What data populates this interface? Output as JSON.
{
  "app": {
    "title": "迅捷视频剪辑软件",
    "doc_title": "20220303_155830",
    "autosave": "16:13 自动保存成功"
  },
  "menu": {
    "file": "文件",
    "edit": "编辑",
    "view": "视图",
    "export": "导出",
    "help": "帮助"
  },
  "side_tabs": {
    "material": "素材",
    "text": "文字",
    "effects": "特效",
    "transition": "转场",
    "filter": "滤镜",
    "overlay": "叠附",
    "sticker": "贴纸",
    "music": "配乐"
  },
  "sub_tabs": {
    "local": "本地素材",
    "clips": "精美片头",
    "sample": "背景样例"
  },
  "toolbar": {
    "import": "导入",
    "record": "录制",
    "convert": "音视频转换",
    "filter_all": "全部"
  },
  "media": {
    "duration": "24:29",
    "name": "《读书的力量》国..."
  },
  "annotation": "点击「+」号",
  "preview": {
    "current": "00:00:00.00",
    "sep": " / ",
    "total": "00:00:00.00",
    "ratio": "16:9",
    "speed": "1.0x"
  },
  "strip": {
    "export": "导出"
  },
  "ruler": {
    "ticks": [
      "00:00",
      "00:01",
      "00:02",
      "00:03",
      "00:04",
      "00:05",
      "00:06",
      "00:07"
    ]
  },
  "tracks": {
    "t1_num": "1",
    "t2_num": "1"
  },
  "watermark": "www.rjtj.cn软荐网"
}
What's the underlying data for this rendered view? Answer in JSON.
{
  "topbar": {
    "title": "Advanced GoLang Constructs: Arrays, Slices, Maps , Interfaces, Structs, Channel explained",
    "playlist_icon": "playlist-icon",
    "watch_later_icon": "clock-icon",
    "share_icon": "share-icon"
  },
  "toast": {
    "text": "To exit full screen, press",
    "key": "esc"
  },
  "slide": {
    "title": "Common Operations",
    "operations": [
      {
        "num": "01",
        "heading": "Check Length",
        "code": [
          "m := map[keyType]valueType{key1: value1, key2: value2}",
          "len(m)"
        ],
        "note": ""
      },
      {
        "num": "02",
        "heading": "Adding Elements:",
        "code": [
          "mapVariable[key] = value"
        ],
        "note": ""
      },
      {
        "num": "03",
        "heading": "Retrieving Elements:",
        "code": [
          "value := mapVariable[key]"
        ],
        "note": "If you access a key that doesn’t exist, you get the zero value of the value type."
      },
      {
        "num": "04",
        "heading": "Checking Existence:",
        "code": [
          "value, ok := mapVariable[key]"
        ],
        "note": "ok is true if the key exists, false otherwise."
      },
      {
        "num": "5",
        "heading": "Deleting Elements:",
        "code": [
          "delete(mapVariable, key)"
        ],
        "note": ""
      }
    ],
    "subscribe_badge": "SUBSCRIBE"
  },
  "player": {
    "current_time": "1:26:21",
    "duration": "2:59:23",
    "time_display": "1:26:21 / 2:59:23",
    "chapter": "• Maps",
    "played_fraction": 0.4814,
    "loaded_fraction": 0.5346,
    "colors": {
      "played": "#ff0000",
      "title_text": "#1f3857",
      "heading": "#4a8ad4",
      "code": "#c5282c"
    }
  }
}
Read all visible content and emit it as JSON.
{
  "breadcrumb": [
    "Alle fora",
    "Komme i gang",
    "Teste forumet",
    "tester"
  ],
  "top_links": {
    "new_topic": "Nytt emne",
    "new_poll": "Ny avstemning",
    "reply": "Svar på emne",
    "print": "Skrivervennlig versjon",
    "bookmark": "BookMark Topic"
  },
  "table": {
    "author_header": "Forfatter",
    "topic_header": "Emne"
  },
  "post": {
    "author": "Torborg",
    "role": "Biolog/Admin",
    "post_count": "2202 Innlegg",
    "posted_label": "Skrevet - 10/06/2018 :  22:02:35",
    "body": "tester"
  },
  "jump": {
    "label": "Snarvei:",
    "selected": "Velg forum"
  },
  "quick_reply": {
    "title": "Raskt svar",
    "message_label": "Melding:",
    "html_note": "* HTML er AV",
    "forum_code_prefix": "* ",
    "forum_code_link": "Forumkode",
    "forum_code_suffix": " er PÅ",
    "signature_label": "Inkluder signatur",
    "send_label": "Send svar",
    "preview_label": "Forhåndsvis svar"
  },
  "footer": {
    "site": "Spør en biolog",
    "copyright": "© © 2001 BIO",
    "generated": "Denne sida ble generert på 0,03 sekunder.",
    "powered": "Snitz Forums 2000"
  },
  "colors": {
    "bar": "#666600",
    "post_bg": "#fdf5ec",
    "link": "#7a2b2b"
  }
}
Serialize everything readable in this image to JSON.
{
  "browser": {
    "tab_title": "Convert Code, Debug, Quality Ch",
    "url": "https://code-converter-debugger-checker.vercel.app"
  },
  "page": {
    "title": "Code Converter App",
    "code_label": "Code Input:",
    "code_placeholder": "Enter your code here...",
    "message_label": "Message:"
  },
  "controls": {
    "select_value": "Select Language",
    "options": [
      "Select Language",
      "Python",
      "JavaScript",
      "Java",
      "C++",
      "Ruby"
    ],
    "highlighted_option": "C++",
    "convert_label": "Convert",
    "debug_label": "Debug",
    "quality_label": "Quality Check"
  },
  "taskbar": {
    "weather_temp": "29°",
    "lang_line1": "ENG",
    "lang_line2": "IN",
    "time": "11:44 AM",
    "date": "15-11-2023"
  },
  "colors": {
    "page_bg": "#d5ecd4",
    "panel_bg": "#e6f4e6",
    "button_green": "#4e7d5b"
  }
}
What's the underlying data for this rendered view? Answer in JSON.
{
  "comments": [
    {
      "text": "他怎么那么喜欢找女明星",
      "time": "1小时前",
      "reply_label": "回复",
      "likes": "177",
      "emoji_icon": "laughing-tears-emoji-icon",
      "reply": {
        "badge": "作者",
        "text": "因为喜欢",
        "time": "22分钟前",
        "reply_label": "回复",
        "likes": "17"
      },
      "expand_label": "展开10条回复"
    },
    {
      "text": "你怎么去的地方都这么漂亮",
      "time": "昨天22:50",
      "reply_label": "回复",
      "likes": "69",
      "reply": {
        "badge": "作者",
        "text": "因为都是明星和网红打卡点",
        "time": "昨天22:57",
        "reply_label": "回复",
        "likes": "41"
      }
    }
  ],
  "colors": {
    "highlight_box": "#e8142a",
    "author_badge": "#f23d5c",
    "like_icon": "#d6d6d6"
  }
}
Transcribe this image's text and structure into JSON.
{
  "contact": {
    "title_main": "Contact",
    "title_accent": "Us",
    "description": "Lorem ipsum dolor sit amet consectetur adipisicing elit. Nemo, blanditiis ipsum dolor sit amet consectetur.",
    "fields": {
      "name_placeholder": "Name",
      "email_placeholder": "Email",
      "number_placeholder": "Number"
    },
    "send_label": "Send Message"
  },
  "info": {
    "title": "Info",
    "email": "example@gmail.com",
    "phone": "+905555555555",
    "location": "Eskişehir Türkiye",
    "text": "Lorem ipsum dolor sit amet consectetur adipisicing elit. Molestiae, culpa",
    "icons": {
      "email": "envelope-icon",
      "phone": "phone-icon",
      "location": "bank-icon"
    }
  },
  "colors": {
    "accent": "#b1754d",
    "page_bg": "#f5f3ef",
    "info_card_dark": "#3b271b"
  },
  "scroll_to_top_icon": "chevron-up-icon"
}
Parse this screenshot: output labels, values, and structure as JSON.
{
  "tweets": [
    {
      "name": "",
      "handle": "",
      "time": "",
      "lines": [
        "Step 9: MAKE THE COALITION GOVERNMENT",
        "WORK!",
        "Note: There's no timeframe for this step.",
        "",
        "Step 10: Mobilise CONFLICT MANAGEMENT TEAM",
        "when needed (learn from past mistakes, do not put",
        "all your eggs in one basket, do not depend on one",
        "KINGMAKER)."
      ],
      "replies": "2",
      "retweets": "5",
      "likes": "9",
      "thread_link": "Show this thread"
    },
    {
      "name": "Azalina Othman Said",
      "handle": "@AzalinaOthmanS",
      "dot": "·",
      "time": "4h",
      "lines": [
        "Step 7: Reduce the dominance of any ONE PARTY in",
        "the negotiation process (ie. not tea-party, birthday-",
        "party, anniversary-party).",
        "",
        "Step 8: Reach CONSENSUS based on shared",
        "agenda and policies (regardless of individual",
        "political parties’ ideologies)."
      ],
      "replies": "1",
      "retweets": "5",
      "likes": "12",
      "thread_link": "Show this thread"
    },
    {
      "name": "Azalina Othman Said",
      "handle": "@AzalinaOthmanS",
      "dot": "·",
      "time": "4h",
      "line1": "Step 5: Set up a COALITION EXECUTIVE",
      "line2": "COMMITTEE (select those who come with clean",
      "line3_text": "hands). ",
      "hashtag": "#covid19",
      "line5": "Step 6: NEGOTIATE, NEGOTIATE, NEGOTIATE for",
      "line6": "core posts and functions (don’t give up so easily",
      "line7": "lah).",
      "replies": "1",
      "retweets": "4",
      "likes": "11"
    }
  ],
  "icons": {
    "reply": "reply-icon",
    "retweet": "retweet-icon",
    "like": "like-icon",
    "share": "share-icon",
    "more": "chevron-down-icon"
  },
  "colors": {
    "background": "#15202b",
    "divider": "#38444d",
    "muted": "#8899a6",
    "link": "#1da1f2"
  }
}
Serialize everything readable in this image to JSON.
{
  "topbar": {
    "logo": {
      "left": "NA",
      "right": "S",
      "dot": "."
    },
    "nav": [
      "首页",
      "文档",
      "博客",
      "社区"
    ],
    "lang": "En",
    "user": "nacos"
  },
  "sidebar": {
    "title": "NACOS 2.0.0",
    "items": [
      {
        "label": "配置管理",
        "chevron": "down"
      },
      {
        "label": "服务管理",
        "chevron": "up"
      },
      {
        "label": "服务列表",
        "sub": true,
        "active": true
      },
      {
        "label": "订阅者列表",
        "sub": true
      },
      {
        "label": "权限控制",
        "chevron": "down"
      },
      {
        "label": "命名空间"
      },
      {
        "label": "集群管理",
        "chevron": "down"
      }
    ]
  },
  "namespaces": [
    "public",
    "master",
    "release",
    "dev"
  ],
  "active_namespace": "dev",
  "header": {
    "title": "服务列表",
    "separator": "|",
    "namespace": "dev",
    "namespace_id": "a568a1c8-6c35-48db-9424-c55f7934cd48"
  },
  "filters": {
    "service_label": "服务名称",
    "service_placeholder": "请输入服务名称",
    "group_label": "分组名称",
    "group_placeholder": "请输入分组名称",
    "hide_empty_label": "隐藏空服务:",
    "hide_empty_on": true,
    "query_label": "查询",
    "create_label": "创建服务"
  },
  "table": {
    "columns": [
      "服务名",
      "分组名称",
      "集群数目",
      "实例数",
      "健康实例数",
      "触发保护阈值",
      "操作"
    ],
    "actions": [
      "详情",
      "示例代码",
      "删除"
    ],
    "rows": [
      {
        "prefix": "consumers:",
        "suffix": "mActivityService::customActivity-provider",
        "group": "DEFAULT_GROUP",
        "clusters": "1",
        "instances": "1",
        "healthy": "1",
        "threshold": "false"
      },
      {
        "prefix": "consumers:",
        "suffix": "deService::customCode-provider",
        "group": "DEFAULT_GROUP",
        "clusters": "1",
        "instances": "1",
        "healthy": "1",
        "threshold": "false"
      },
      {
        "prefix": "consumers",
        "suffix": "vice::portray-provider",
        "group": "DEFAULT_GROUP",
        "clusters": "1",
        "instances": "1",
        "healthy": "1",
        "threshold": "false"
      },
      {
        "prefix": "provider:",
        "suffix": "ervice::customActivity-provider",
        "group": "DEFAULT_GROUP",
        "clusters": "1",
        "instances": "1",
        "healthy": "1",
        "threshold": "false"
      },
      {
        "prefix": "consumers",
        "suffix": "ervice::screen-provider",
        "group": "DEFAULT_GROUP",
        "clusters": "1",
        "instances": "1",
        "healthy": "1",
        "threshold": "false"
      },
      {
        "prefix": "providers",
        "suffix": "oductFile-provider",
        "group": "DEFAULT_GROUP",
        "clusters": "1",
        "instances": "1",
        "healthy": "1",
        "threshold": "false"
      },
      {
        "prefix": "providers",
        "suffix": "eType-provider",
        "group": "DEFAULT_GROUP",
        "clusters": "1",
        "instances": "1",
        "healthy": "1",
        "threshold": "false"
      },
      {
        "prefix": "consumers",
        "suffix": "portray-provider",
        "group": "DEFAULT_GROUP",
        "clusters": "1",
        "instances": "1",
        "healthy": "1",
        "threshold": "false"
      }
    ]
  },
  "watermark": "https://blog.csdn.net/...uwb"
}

▶ [Instructions to follow]
Pull out every line above that holds the word "phone".

▶ [Final result]
    "phone": "+905555555555",
      "phone": "phone-icon",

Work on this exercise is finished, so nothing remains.